- **Dataset rows about figures**:
[start]
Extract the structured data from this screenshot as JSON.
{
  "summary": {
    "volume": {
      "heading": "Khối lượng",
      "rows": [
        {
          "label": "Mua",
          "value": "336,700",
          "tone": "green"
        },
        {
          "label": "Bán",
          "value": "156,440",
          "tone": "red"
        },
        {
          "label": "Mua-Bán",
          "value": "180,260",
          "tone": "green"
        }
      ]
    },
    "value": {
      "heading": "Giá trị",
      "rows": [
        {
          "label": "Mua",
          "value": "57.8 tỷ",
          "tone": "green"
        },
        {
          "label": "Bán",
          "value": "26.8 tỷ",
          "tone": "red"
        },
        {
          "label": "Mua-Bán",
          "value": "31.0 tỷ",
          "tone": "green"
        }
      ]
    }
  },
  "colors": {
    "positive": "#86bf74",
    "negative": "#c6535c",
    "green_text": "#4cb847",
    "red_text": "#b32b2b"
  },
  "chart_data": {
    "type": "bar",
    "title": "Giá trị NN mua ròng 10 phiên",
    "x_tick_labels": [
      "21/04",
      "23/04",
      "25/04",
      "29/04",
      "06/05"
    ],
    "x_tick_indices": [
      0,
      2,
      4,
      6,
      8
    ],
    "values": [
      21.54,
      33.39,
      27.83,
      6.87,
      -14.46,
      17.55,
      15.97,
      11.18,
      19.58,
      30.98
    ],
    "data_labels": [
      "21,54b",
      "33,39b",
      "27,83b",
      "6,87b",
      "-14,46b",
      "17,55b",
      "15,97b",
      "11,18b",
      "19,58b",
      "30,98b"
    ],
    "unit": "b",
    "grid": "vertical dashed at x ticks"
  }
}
[end]
- **Stated task**:
Write the material out again in its entirety, exactly as shown.

- **Solution to this exercise**:
Extract the structured data from this screenshot as JSON.
{
  "summary": {
    "volume": {
      "heading": "Khối lượng",
      "rows": [
        {
          "label": "Mua",
          "value": "336,700",
          "tone": "green"
        },
        {
          "label": "Bán",
          "value": "156,440",
          "tone": "red"
        },
        {
          "label": "Mua-Bán",
          "value": "180,260",
          "tone": "green"
        }
      ]
    },
    "value": {
      "heading": "Giá trị",
      "rows": [
        {
          "label": "Mua",
          "value": "57.8 tỷ",
          "tone": "green"
        },
        {
          "label": "Bán",
          "value": "26.8 tỷ",
          "tone": "red"
        },
        {
          "label": "Mua-Bán",
          "value": "31.0 tỷ",
          "tone": "green"
        }
      ]
    }
  },
  "colors": {
    "positive": "#86bf74",
    "negative": "#c6535c",
    "green_text": "#4cb847",
    "red_text": "#b32b2b"
  },
  "chart_data": {
    "type": "bar",
    "title": "Giá trị NN mua ròng 10 phiên",
    "x_tick_labels": [
      "21/04",
      "23/04",
      "25/04",
      "29/04",
      "06/05"
    ],
    "x_tick_indices": [
      0,
      2,
      4,
      6,
      8
    ],
    "values": [
      21.54,
      33.39,
      27.83,
      6.87,
      -14.46,
      17.55,
      15.97,
      11.18,
      19.58,
      30.98
    ],
    "data_labels": [
      "21,54b",
      "33,39b",
      "27,83b",
      "6,87b",
      "-14,46b",
      "17,55b",
      "15,97b",
      "11,18b",
      "19,58b",
      "30,98b"
    ],
    "unit": "b",
    "grid": "vertical dashed at x ticks"
  }
}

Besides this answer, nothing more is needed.